**LO QUE SE PIDE**
Según el texto sobre el TDAH, ¿cómo se diagnostica este síndrome?

---------- FRAGMENTO DEL DOCUMENTO ----------

Pero en nuestra sociedad, tendente al extremismo, hay que andarse con pies de plomo con este tema porque las posturas que observo a mi alrededor suelen tender a la radicalización absoluta y contar con partidarios muy exaltados: ni todos los niños “movidos” o “despistados” son TDAH, ni por supuesto la pastillita te convierte en un Einstein (o en un Rojas Marcos) de la noche a la mañana.
Mi posición, muy variable y que me resultaría compleja resumir aquí en pocas líneas es que no hay que olvidar nunca que el TDAH no es una “enfermedad” –e insisto en las comillas- ni es fácilmente comprobable. Es más bien un saco sin fondo y casi sin forma en el que se etiqueta y mete a un montón de niños que, en muchas ocasiones, poco o nada tienen que ver entre sí. El TDAH no se “descubre” mediante pruebas objetivas –no es el sarampión ni una hepatitis- sino que se trata de un síndrome que se diagnostica por medio de la observación. Por eso hay que ser muy cauto, porque la observación, la percepción humana, es tremendamente subjetiva. Lo que a mí me puede parecer un niño activo y normal, a otros les puede resultar el colmo de la irritación. Además el crío, en ocasiones, no tiene ni voz ni voto porque los que opinan y ponen cruces en los tests suelen ser siempre padres y maestros y a la criatura se le escucha poco.
¿Pastillas, sí o no? No soy médico, así que no debería pronunciarme, pero soy imprudente y lo voy a hacer. Hay voces muy autorizadas que mencionan que, en muchos casos, con cambios en los hábitos de sueño, en la dieta, con patrones claros de conducta, horarios estructurados, y añadiendo una actividad física o deportiva se logran mejoras. Yo empezaría por ahí, de forma rigurosa y con paciencia, y si no obtuviera ningún resultado, pero ninguno, me plantearía la solución farmacológica. Aunque reconozcámoslo, es más sencillo dar una píldora que cambiar hábitos. No es nada nuevo.
Los diagnósticos, eso sí, se multiplican como las setas en los últimos tiempos; surgen gabinetes psicopedagógicos por doquier, congresos sobre el tema a todas horas y las empresas farmacéuticas se frotan las manos y entonan cánticos de agradecimiento sacando al mercado el mismo compuesto bajo formas muy similares y cada vez más costosas: lo que los anglosajones llaman “disease mongering” o tráfico de enfermedades. Es decir, usted tiene un problema, y si no lo tiene, no se preocupe que nosotros se lo creamos. Y su problema tiene una solución, y esa solución se la voy a vender yo. Y muy cara, además. Sólo se me ocurre una palabra: prudencia. Mucha.
Y termino con las preguntas del millón: ¿adaptamos el niño al sistema o el sistema al niño?¿Seguimos empeñados en un modelo único, rígido e inamovible en el que encajar, como sea, a todos, o intentamos flexibilizarlo un poco? Simplificando mucho, y con ganas de polemizar: la escuela es aburrida y el niño, obviamente, se aburre. ¿Qué arreglamos, el niño o la escuela?
Las (enormes) dudas surgen cuando lees a profesionales cualificados afirmar que algunos casos podrían mejorar e incluso solucionarse con colegios más pequeños, con menos actividades extraescolares, con un enfoque menos academicista, con menos presión, con más dedicación, con personal mejor formado y con más tiempo y espacio para jugar. Pero esa solución, al contrario que la que se vende en farmacias, no solo no hace rico a nadie ni es rentable sino que precisa una notable inversión.
¿Invertir en educación? Qué disparate, ¿no?

---------- INFORMACIÓN EXTRAÍDA ----------

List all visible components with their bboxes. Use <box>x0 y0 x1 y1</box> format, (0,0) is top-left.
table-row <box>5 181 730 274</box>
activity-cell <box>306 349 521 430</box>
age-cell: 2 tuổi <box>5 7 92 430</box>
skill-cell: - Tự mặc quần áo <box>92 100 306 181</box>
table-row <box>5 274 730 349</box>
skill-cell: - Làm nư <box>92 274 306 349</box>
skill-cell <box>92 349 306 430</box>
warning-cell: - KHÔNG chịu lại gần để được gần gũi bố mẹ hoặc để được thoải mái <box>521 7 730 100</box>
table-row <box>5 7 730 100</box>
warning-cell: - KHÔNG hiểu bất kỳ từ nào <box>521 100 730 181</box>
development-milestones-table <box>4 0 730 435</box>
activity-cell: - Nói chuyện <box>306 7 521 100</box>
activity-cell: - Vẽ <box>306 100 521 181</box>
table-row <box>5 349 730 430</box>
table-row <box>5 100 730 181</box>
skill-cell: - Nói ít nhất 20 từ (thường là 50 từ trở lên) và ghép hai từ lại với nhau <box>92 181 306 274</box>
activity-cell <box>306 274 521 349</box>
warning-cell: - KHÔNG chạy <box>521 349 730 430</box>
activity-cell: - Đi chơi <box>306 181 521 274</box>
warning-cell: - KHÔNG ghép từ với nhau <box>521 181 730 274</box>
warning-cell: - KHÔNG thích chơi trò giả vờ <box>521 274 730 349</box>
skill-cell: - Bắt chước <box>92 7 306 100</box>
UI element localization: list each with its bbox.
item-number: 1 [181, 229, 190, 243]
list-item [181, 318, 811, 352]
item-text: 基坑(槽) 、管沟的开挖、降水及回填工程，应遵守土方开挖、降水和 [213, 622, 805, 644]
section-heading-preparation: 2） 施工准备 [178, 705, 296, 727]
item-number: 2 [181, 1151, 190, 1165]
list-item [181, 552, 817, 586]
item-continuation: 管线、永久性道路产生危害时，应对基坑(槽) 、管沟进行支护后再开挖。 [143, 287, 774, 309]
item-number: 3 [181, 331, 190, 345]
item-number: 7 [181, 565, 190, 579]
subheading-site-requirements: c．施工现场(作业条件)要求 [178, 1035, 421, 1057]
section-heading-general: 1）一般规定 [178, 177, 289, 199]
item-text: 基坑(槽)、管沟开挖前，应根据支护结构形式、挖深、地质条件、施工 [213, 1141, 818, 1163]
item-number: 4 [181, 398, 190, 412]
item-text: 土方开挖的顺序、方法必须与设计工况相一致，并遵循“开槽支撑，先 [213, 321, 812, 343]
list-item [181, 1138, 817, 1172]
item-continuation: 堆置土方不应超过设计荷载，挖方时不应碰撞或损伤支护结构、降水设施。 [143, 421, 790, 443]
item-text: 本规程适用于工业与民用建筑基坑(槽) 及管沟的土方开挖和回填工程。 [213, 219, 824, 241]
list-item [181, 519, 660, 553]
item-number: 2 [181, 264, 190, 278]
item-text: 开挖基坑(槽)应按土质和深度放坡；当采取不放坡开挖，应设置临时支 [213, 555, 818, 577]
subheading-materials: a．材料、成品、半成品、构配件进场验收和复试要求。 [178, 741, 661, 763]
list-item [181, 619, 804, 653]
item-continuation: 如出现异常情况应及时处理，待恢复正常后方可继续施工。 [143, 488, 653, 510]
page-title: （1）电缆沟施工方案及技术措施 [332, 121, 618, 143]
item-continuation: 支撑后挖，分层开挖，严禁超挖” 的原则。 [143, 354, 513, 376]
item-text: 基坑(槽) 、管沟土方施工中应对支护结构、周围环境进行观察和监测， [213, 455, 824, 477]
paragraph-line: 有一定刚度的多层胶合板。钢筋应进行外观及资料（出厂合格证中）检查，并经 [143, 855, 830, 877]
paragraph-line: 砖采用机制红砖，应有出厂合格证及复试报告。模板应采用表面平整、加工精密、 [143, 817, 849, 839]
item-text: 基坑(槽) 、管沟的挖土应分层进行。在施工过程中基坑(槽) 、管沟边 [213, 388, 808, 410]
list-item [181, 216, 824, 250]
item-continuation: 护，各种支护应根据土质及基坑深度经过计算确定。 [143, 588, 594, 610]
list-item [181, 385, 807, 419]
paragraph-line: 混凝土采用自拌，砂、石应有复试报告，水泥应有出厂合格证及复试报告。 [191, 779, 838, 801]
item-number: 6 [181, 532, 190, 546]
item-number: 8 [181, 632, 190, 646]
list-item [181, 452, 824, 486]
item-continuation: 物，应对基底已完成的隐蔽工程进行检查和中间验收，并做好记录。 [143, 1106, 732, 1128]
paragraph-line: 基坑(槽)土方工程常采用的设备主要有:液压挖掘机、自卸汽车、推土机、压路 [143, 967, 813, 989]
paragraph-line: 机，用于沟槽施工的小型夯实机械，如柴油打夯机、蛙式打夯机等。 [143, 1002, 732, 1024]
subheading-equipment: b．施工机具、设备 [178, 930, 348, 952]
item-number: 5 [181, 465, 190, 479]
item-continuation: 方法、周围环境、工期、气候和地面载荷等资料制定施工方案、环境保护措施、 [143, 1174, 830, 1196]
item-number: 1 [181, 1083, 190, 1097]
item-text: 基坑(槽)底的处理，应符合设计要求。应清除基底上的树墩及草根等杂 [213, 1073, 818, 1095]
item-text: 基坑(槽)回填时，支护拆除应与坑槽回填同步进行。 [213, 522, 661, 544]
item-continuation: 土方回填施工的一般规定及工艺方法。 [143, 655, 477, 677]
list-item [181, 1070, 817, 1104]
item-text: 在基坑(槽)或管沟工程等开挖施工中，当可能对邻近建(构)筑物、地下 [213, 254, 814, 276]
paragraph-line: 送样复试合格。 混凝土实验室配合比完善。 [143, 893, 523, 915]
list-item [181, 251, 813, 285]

----------

**PROBLEMA RESUELTO**
Por medio de la observación, no mediante pruebas objetivas.